───── EXERCISE INPUT ─────

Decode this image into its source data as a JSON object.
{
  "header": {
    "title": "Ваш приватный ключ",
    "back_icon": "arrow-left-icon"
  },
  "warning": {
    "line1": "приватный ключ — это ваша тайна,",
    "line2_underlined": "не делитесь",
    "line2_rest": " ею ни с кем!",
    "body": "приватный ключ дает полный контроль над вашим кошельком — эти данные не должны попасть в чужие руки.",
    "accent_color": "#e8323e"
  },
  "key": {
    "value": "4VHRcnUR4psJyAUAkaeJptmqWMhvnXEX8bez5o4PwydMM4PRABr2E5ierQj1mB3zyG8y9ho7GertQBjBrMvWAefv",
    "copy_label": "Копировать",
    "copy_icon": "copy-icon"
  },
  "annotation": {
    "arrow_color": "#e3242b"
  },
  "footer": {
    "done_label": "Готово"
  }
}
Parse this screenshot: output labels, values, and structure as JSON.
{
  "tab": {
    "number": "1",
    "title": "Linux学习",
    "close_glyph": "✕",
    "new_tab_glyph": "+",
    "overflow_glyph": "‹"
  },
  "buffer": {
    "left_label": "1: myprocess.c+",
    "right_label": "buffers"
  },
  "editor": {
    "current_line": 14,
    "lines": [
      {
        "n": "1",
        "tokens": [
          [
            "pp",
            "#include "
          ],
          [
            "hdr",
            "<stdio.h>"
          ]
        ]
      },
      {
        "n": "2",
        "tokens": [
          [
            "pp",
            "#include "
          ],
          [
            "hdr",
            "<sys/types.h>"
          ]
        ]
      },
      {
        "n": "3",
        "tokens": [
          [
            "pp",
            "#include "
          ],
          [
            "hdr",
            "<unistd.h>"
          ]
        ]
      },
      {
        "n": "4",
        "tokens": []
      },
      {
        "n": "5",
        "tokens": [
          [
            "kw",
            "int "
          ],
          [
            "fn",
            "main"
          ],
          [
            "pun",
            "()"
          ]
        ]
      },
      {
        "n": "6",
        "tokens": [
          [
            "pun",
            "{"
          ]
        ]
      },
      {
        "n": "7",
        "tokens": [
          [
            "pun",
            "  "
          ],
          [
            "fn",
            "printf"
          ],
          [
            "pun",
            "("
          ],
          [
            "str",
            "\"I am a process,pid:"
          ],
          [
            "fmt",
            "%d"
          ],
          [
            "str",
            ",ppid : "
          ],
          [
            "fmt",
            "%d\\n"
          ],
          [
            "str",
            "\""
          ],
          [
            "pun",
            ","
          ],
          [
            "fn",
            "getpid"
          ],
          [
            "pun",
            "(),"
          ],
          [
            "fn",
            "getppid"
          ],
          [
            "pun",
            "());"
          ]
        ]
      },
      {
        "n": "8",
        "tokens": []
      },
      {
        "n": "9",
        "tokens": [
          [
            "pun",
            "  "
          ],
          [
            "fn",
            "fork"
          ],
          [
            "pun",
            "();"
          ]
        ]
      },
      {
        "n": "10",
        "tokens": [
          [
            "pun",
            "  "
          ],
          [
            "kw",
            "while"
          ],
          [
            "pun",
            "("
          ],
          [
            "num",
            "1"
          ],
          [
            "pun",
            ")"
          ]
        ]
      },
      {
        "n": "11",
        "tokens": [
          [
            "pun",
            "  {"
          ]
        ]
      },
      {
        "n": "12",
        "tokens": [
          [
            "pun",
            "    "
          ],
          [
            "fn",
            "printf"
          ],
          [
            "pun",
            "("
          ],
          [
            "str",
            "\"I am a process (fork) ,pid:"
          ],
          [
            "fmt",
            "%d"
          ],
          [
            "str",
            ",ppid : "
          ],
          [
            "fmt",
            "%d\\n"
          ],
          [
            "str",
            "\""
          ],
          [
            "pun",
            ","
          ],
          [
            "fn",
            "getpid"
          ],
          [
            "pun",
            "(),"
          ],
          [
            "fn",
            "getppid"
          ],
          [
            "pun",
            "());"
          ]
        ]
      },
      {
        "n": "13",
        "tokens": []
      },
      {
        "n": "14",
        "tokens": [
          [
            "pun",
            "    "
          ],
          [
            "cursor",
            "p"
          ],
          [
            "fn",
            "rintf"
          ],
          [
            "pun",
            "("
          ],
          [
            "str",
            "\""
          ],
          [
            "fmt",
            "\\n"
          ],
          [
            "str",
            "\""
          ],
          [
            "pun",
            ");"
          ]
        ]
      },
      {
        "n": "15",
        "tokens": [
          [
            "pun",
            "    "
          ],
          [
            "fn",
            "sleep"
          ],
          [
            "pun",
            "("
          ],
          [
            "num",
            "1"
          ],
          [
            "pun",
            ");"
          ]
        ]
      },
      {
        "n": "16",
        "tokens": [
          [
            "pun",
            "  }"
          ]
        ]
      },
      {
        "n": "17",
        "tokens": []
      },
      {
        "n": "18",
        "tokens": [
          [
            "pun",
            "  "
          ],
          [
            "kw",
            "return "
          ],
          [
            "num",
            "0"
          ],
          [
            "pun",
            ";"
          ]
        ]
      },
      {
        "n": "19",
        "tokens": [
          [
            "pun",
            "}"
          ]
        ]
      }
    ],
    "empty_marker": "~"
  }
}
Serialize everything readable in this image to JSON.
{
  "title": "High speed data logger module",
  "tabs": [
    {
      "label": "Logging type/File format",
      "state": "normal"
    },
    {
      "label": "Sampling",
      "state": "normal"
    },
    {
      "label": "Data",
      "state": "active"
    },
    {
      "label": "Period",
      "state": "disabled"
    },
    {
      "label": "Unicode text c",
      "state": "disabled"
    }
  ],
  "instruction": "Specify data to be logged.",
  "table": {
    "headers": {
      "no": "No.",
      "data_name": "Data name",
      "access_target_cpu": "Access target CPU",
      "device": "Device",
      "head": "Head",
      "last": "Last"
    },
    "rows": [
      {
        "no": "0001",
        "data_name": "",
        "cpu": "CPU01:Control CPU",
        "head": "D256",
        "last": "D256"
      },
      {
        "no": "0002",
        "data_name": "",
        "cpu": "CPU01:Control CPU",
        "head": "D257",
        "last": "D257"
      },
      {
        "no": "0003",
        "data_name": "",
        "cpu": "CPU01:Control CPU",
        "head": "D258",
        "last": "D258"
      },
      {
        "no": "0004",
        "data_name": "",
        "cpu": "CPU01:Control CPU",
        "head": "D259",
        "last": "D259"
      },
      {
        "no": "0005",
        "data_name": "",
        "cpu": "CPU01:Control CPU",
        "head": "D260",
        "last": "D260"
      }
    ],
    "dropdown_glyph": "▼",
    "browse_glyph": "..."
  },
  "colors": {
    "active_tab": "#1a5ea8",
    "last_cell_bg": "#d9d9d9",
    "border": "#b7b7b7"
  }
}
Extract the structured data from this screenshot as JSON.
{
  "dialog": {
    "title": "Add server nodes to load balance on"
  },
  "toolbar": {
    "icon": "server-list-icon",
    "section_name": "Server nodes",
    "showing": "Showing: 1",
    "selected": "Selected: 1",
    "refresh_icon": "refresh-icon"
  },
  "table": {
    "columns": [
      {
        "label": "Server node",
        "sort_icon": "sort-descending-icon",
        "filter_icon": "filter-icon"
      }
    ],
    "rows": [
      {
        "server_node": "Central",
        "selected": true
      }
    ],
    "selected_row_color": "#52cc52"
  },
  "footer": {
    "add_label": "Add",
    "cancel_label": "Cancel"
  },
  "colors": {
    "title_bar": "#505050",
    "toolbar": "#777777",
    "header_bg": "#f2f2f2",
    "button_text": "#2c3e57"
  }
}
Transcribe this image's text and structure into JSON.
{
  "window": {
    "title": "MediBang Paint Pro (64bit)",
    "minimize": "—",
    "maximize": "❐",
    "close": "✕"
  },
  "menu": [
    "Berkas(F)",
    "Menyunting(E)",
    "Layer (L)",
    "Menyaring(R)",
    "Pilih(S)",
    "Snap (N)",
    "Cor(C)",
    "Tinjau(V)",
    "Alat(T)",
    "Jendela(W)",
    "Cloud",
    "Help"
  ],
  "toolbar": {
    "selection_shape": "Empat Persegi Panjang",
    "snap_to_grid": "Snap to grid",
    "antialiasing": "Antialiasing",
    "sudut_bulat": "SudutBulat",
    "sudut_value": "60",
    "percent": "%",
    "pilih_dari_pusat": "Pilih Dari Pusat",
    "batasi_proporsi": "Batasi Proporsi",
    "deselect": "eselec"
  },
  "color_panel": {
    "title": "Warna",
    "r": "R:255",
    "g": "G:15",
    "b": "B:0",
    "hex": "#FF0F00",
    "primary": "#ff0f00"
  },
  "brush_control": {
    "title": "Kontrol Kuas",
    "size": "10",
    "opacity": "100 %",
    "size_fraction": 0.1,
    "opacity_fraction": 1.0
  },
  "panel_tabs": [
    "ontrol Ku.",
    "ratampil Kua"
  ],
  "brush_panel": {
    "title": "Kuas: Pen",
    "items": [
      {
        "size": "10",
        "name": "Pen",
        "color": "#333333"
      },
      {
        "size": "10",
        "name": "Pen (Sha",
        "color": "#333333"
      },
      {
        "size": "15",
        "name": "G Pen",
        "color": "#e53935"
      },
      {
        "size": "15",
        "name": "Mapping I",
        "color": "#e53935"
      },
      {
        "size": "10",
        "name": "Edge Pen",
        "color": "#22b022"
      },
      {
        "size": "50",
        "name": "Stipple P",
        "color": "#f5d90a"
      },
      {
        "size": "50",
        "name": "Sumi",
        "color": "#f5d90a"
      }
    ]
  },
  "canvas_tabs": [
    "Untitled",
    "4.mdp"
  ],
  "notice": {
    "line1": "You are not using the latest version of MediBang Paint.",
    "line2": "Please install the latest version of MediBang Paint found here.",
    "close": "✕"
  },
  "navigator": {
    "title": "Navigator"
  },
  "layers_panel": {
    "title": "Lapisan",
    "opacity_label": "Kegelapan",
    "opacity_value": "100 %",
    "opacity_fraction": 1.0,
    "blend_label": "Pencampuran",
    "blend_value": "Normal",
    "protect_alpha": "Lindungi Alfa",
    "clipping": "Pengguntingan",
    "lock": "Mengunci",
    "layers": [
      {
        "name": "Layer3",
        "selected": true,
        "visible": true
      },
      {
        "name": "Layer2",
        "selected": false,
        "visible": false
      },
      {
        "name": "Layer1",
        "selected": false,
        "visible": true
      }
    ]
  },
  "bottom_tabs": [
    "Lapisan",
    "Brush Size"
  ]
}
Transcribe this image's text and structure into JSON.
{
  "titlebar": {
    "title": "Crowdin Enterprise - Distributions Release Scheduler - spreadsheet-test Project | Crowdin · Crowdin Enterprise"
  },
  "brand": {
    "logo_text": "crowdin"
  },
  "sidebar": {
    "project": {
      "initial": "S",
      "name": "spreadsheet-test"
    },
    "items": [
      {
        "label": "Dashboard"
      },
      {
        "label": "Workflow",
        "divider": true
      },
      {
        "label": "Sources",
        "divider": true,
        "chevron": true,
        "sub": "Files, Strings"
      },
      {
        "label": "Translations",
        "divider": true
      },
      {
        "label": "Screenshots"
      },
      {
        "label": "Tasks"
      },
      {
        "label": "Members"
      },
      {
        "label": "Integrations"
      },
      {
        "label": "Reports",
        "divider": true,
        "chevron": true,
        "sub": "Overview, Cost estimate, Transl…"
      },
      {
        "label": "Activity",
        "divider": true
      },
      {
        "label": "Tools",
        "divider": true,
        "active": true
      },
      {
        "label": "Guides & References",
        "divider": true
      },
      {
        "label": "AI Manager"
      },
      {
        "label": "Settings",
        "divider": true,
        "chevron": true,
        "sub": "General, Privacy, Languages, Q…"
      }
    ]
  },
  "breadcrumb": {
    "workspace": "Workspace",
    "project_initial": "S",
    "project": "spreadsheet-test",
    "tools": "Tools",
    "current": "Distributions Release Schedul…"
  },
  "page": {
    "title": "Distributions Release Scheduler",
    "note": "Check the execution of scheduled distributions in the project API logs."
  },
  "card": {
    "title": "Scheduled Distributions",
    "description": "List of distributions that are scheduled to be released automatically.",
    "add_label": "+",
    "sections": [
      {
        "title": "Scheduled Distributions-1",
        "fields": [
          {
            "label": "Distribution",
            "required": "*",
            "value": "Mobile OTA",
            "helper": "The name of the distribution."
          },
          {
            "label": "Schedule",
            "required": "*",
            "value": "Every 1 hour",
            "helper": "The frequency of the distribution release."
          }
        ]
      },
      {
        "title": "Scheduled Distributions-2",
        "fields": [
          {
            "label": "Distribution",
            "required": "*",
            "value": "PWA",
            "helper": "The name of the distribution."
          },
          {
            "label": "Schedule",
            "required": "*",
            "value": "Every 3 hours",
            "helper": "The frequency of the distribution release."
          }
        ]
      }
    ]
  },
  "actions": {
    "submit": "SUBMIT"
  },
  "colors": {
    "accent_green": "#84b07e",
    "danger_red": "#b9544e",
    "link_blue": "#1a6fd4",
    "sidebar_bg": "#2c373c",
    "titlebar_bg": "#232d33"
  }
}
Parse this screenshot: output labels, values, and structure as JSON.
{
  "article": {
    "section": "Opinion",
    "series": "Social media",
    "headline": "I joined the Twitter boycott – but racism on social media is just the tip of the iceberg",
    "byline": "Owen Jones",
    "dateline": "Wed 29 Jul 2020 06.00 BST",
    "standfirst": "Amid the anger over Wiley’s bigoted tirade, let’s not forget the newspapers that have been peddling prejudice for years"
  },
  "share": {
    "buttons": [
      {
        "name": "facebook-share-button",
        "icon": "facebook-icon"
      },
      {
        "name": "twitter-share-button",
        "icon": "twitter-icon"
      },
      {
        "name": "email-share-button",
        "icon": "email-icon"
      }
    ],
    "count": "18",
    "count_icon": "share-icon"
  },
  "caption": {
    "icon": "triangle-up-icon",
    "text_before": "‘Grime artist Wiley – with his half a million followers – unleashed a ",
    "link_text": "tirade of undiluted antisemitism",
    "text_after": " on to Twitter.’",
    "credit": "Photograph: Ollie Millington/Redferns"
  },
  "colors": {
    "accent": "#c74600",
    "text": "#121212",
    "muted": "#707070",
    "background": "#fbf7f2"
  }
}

─────

## YOUR OBJECTIVE
Return every line holding the word "приватный" from the records.

## RESULT OF THIS TASK
    "title": "Ваш приватный ключ",
    "line1": "приватный ключ — это ваша тайна,",
    "body": "приватный ключ дает полный контроль над вашим кошельком — эти данные не должны попасть в чужие руки.",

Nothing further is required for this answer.